Quote the records that follow in full, leaving the pictures out.

→ **Material supplied**:

_ _ _ _ _

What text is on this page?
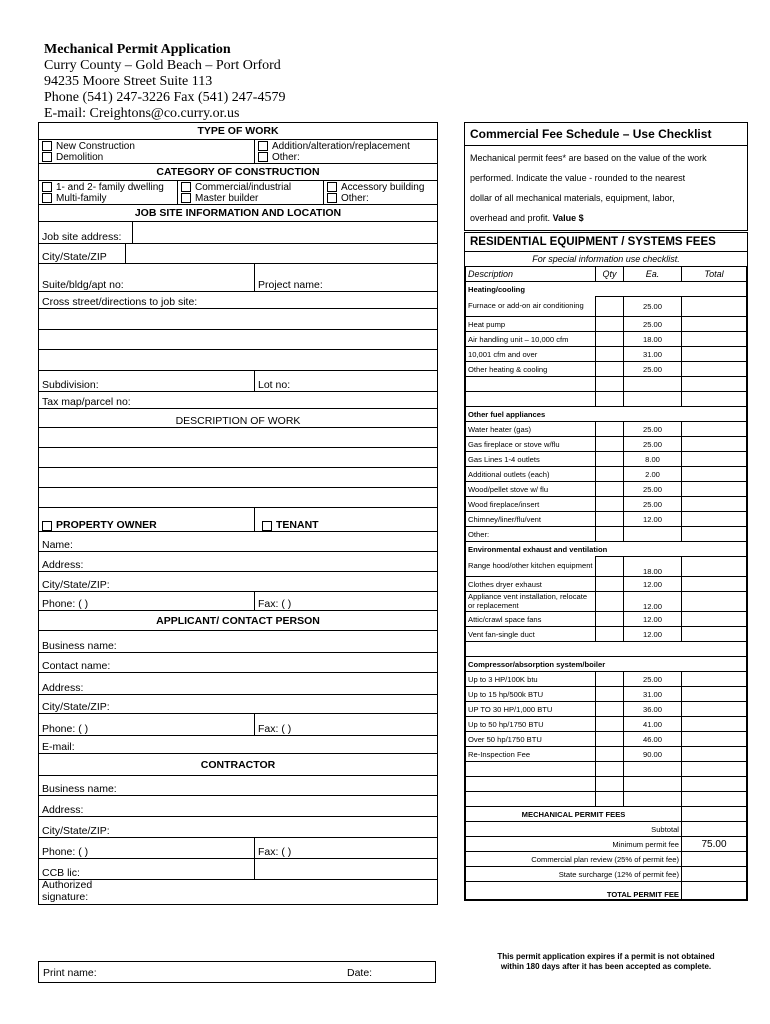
Mechanical Permit Application
Curry County – Gold Beach – Port Orford
94235 Moore Street Suite 113
Phone (541) 247-3226 Fax (541) 247-4579
E-mail: Creightons@co.curry.or.us
TYPE OF WORK
New Construction
Demolition
Addition/alteration/replacement
Other:
CATEGORY OF CONSTRUCTION
1- and 2- family dwelling
Multi-family
Commercial/industrial
Master builder
Accessory building
Other:
JOB SITE INFORMATION AND LOCATION
Job site address:
City/State/ZIP
Suite/bldg/apt no:	Project name:
Cross street/directions to job site:
Subdivision:	Lot no:
Tax map/parcel no:
DESCRIPTION OF WORK
PROPERTY OWNER	TENANT
Name:
Address:
City/State/ZIP:
Phone: ( )	Fax: ( )
APPLICANT/ CONTACT PERSON
Business name:
Contact name:
Address:
City/State/ZIP:
Phone: ( )	Fax: ( )
E-mail:
CONTRACTOR
Business name:
Address:
City/State/ZIP:
Phone: ( )	Fax: ( )
CCB lic:
Authorized
signature:
Print name:	Date:
Commercial Fee Schedule – Use Checklist
Mechanical permit fees* are based on the value of the work
performed. Indicate the value - rounded to the nearest
dollar of all mechanical materials, equipment, labor,
overhead and profit. Value $
RESIDENTIAL EQUIPMENT / SYSTEMS FEES
For special information use checklist.
Description	Qty	Ea.	Total
Heating/cooling			
Furnace or add-on air conditioning		25.00	
Heat pump		25.00	
Air handling unit – 10,000 cfm		18.00	
10,001 cfm and over		31.00	
Other heating & cooling		25.00	

Other fuel appliances			
Water heater (gas)		25.00	
Gas fireplace or stove w/flu		25.00	
Gas Lines 1-4 outlets		8.00	
Additional outlets (each)		2.00	
Wood/pellet stove w/ flu		25.00	
Wood fireplace/insert		25.00	
Chimney/liner/flu/vent		12.00	
Other:			
Environmental exhaust and ventilation			
Range hood/other kitchen equipment		18.00	
Clothes dryer exhaust		12.00	
Appliance vent installation, relocate or replacement		12.00	
Attic/crawl space fans		12.00	
Vent fan-single duct		12.00	

Compressor/absorption system/boiler			
Up to 3 HP/100K btu		25.00	
Up to 15 hp/500k BTU		31.00	
UP TO 30 HP/1,000 BTU		36.00	
Up to 50 hp/1750 BTU		41.00	
Over 50 hp/1750 BTU		46.00	
Re-Inspection Fee		90.00	

MECHANICAL PERMIT FEES			
Subtotal			
Minimum permit fee			75.00
Commercial plan review (25% of permit fee)			
State surcharge (12% of permit fee)			
TOTAL PERMIT FEE			
This permit application expires if a permit is not obtained
within 180 days after it has been accepted as complete.
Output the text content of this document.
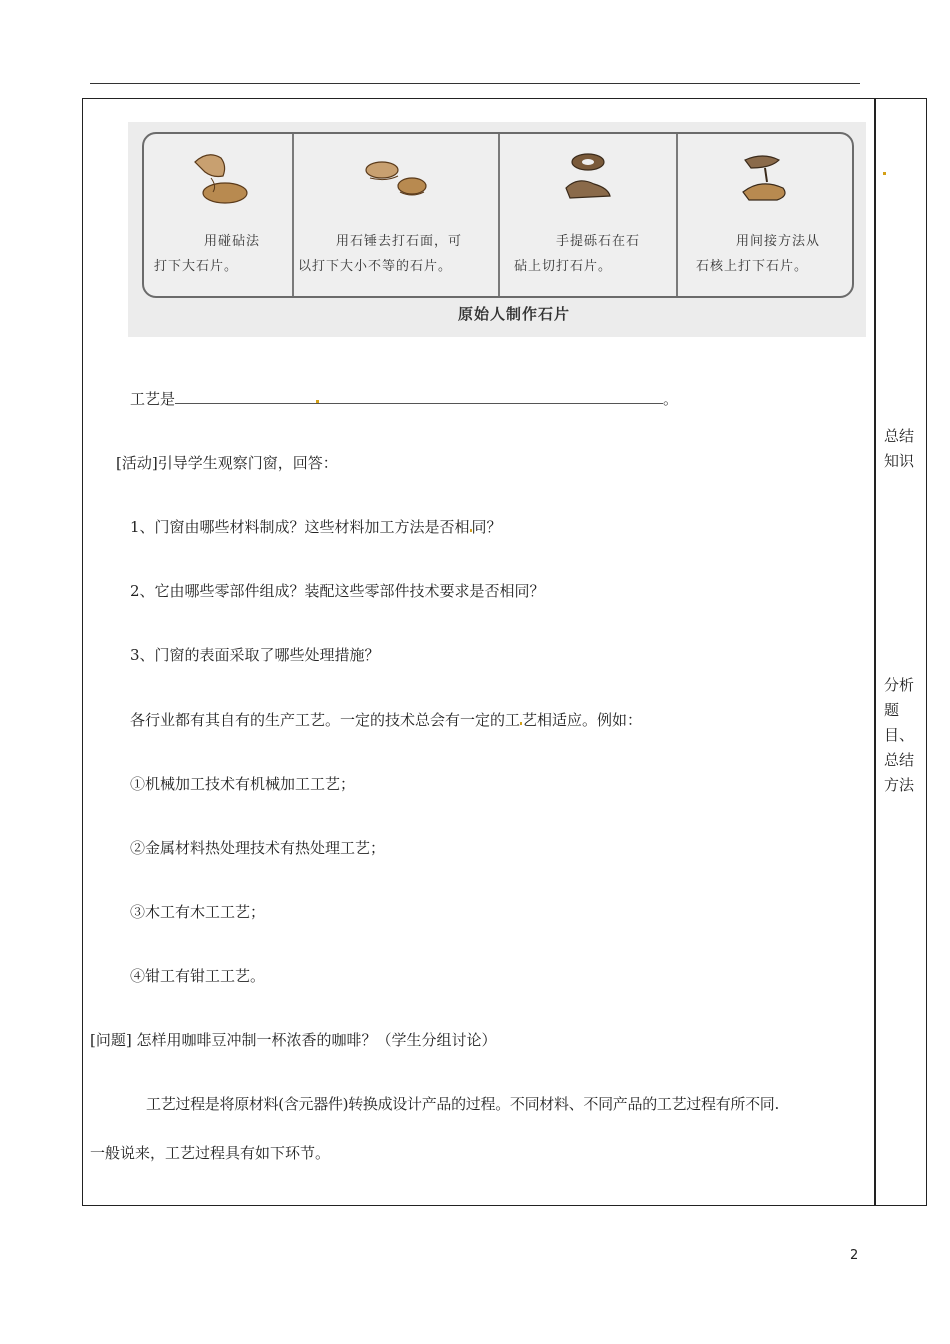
用碰砧法
打下大石片。
用石锤去打石面，可
以打下大小不等的石片。
手提砾石在石
砧上切打石片。
用间接方法从
石核上打下石片。
原始人制作石片
工艺是	。
[活动]引导学生观察门窗，回答：
1、门窗由哪些材料制成？这些材料加工方法是否相 同？
2、它由哪些零部件组成？装配这些零部件技术要求是否相同？
3、门窗的表面采取了哪些处理措施？
各行业都有其自有的生产工艺。一定的技术总会有一定的工 艺相适应。例如：
①机械加工技术有机械加工工艺；
②金属材料热处理技术有热处理工艺；
③木工有木工工艺；
④钳工有钳工工艺。
[问题] 怎样用咖啡豆冲制一杯浓香的咖啡？（学生分组讨论）
工艺过程是将原材料(含元器件)转换成设计产品的过程。不同材料、不同产品的工艺过程有所不同.
一般说来，工艺过程具有如下环节。
总结
知识
分析
题
目、
总结
方法
2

_ _ _ _ _

→ **Answer in full**:
What text is on this page?
Mechanical Permit Application
Curry County – Gold Beach – Port Orford
94235 Moore Street Suite 113
Phone (541) 247-3226 Fax (541) 247-4579
E-mail: Creightons@co.curry.or.us
TYPE OF WORK
New Construction
Demolition
Addition/alteration/replacement
Other:
CATEGORY OF CONSTRUCTION
1- and 2- family dwelling
Multi-family
Commercial/industrial
Master builder
Accessory building
Other:
JOB SITE INFORMATION AND LOCATION
Job site address:
City/State/ZIP
Suite/bldg/apt no:	Project name:
Cross street/directions to job site:
Subdivision:	Lot no:
Tax map/parcel no:
DESCRIPTION OF WORK
PROPERTY OWNER	TENANT
Name:
Address:
City/State/ZIP:
Phone: ( )	Fax: ( )
APPLICANT/ CONTACT PERSON
Business name:
Contact name:
Address:
City/State/ZIP:
Phone: ( )	Fax: ( )
E-mail:
CONTRACTOR
Business name:
Address:
City/State/ZIP:
Phone: ( )	Fax: ( )
CCB lic:
Authorized
signature:
Print name:	Date:
Commercial Fee Schedule – Use Checklist
Mechanical permit fees* are based on the value of the work
performed. Indicate the value - rounded to the nearest
dollar of all mechanical materials, equipment, labor,
overhead and profit. Value $
RESIDENTIAL EQUIPMENT / SYSTEMS FEES
For special information use checklist.
Description	Qty	Ea.	Total
Heating/cooling			
Furnace or add-on air conditioning		25.00	
Heat pump		25.00	
Air handling unit – 10,000 cfm		18.00	
10,001 cfm and over		31.00	
Other heating & cooling		25.00	

Other fuel appliances			
Water heater (gas)		25.00	
Gas fireplace or stove w/flu		25.00	
Gas Lines 1-4 outlets		8.00	
Additional outlets (each)		2.00	
Wood/pellet stove w/ flu		25.00	
Wood fireplace/insert		25.00	
Chimney/liner/flu/vent		12.00	
Other:			
Environmental exhaust and ventilation			
Range hood/other kitchen equipment		18.00	
Clothes dryer exhaust		12.00	
Appliance vent installation, relocate or replacement		12.00	
Attic/crawl space fans		12.00	
Vent fan-single duct		12.00	

Compressor/absorption system/boiler			
Up to 3 HP/100K btu		25.00	
Up to 15 hp/500k BTU		31.00	
UP TO 30 HP/1,000 BTU		36.00	
Up to 50 hp/1750 BTU		41.00	
Over 50 hp/1750 BTU		46.00	
Re-Inspection Fee		90.00	

MECHANICAL PERMIT FEES			
Subtotal			
Minimum permit fee			75.00
Commercial plan review (25% of permit fee)			
State surcharge (12% of permit fee)			
TOTAL PERMIT FEE			
This permit application expires if a permit is not obtained
within 180 days after it has been accepted as complete.
Output the text content of this document.
用碰砧法
打下大石片。
用石锤去打石面，可
以打下大小不等的石片。
手提砾石在石
砧上切打石片。
用间接方法从
石核上打下石片。
原始人制作石片
工艺是	。
[活动]引导学生观察门窗，回答：
1、门窗由哪些材料制成？这些材料加工方法是否相 同？
2、它由哪些零部件组成？装配这些零部件技术要求是否相同？
3、门窗的表面采取了哪些处理措施？
各行业都有其自有的生产工艺。一定的技术总会有一定的工 艺相适应。例如：
①机械加工技术有机械加工工艺；
②金属材料热处理技术有热处理工艺；
③木工有木工工艺；
④钳工有钳工工艺。
[问题] 怎样用咖啡豆冲制一杯浓香的咖啡？（学生分组讨论）
工艺过程是将原材料(含元器件)转换成设计产品的过程。不同材料、不同产品的工艺过程有所不同.
一般说来，工艺过程具有如下环节。
总结
知识
分析
题
目、
总结
方法
2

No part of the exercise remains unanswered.